Dataset records:
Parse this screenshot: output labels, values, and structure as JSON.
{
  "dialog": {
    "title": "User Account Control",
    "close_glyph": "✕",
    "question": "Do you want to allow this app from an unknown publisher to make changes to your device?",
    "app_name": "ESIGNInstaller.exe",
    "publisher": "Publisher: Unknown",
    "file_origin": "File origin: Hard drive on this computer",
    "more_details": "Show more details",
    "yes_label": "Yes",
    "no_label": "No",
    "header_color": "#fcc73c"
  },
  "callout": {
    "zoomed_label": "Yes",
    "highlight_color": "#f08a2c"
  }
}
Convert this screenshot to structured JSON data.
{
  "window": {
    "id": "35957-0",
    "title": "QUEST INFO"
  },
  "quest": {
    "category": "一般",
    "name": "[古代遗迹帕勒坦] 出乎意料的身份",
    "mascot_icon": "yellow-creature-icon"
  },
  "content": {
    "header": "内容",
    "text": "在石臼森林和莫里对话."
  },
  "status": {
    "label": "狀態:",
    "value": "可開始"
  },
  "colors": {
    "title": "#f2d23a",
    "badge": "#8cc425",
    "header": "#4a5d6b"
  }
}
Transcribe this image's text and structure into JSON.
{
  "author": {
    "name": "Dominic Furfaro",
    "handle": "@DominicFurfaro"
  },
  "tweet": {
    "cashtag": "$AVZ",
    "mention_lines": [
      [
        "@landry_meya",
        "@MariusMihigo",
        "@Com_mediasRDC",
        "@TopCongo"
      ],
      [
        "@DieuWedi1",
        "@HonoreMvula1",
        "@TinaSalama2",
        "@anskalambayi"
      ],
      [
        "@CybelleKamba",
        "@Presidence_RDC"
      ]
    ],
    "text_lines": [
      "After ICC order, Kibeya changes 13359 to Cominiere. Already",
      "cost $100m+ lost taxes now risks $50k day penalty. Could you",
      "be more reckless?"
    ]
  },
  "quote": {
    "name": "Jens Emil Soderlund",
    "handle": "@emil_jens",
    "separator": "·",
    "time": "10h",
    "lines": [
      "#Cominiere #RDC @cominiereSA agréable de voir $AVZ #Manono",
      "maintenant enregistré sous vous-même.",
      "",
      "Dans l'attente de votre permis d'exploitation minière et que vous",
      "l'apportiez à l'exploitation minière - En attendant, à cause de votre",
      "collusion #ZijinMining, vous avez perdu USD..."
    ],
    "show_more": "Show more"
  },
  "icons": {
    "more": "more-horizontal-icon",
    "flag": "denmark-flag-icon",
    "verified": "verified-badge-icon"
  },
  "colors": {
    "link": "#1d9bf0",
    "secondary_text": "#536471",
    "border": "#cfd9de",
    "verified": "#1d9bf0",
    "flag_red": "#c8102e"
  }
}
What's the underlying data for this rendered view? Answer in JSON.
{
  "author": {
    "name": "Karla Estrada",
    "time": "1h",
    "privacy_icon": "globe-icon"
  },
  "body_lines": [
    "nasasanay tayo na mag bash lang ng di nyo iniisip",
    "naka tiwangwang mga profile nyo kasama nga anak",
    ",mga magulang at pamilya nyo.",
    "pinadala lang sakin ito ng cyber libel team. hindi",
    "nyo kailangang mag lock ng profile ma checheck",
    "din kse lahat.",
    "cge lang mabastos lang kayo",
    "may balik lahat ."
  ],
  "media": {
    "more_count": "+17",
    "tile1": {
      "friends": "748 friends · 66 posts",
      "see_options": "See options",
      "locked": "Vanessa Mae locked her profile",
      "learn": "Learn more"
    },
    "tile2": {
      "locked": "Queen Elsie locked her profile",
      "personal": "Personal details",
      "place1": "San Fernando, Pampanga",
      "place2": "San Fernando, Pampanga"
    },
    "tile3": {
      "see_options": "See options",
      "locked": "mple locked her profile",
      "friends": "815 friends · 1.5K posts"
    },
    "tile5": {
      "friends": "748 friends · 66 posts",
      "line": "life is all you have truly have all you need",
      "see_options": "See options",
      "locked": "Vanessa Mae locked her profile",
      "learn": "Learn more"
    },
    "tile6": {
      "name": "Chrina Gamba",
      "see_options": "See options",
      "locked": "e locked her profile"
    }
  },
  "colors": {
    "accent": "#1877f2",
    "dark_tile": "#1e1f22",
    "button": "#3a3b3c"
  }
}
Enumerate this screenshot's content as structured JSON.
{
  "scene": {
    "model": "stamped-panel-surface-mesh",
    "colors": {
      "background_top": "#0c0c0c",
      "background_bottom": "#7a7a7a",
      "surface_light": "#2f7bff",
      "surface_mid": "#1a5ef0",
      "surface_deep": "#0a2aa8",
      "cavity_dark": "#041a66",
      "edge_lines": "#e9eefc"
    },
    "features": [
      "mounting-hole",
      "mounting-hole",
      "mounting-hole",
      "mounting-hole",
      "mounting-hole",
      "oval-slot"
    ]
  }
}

GOAL:
All of the material must be reproduced exactly.

ANSWER TO THE TASK:
Parse this screenshot: output labels, values, and structure as JSON.
{
  "dialog": {
    "title": "User Account Control",
    "close_glyph": "✕",
    "question": "Do you want to allow this app from an unknown publisher to make changes to your device?",
    "app_name": "ESIGNInstaller.exe",
    "publisher": "Publisher: Unknown",
    "file_origin": "File origin: Hard drive on this computer",
    "more_details": "Show more details",
    "yes_label": "Yes",
    "no_label": "No",
    "header_color": "#fcc73c"
  },
  "callout": {
    "zoomed_label": "Yes",
    "highlight_color": "#f08a2c"
  }
}
Convert this screenshot to structured JSON data.
{
  "window": {
    "id": "35957-0",
    "title": "QUEST INFO"
  },
  "quest": {
    "category": "一般",
    "name": "[古代遗迹帕勒坦] 出乎意料的身份",
    "mascot_icon": "yellow-creature-icon"
  },
  "content": {
    "header": "内容",
    "text": "在石臼森林和莫里对话."
  },
  "status": {
    "label": "狀態:",
    "value": "可開始"
  },
  "colors": {
    "title": "#f2d23a",
    "badge": "#8cc425",
    "header": "#4a5d6b"
  }
}
Transcribe this image's text and structure into JSON.
{
  "author": {
    "name": "Dominic Furfaro",
    "handle": "@DominicFurfaro"
  },
  "tweet": {
    "cashtag": "$AVZ",
    "mention_lines": [
      [
        "@landry_meya",
        "@MariusMihigo",
        "@Com_mediasRDC",
        "@TopCongo"
      ],
      [
        "@DieuWedi1",
        "@HonoreMvula1",
        "@TinaSalama2",
        "@anskalambayi"
      ],
      [
        "@CybelleKamba",
        "@Presidence_RDC"
      ]
    ],
    "text_lines": [
      "After ICC order, Kibeya changes 13359 to Cominiere. Already",
      "cost $100m+ lost taxes now risks $50k day penalty. Could you",
      "be more reckless?"
    ]
  },
  "quote": {
    "name": "Jens Emil Soderlund",
    "handle": "@emil_jens",
    "separator": "·",
    "time": "10h",
    "lines": [
      "#Cominiere #RDC @cominiereSA agréable de voir $AVZ #Manono",
      "maintenant enregistré sous vous-même.",
      "",
      "Dans l'attente de votre permis d'exploitation minière et que vous",
      "l'apportiez à l'exploitation minière - En attendant, à cause de votre",
      "collusion #ZijinMining, vous avez perdu USD..."
    ],
    "show_more": "Show more"
  },
  "icons": {
    "more": "more-horizontal-icon",
    "flag": "denmark-flag-icon",
    "verified": "verified-badge-icon"
  },
  "colors": {
    "link": "#1d9bf0",
    "secondary_text": "#536471",
    "border": "#cfd9de",
    "verified": "#1d9bf0",
    "flag_red": "#c8102e"
  }
}
What's the underlying data for this rendered view? Answer in JSON.
{
  "author": {
    "name": "Karla Estrada",
    "time": "1h",
    "privacy_icon": "globe-icon"
  },
  "body_lines": [
    "nasasanay tayo na mag bash lang ng di nyo iniisip",
    "naka tiwangwang mga profile nyo kasama nga anak",
    ",mga magulang at pamilya nyo.",
    "pinadala lang sakin ito ng cyber libel team. hindi",
    "nyo kailangang mag lock ng profile ma checheck",
    "din kse lahat.",
    "cge lang mabastos lang kayo",
    "may balik lahat ."
  ],
  "media": {
    "more_count": "+17",
    "tile1": {
      "friends": "748 friends · 66 posts",
      "see_options": "See options",
      "locked": "Vanessa Mae locked her profile",
      "learn": "Learn more"
    },
    "tile2": {
      "locked": "Queen Elsie locked her profile",
      "personal": "Personal details",
      "place1": "San Fernando, Pampanga",
      "place2": "San Fernando, Pampanga"
    },
    "tile3": {
      "see_options": "See options",
      "locked": "mple locked her profile",
      "friends": "815 friends · 1.5K posts"
    },
    "tile5": {
      "friends": "748 friends · 66 posts",
      "line": "life is all you have truly have all you need",
      "see_options": "See options",
      "locked": "Vanessa Mae locked her profile",
      "learn": "Learn more"
    },
    "tile6": {
      "name": "Chrina Gamba",
      "see_options": "See options",
      "locked": "e locked her profile"
    }
  },
  "colors": {
    "accent": "#1877f2",
    "dark_tile": "#1e1f22",
    "button": "#3a3b3c"
  }
}
Enumerate this screenshot's content as structured JSON.
{
  "scene": {
    "model": "stamped-panel-surface-mesh",
    "colors": {
      "background_top": "#0c0c0c",
      "background_bottom": "#7a7a7a",
      "surface_light": "#2f7bff",
      "surface_mid": "#1a5ef0",
      "surface_deep": "#0a2aa8",
      "cavity_dark": "#041a66",
      "edge_lines": "#e9eefc"
    },
    "features": [
      "mounting-hole",
      "mounting-hole",
      "mounting-hole",
      "mounting-hole",
      "mounting-hole",
      "oval-slot"
    ]
  }
}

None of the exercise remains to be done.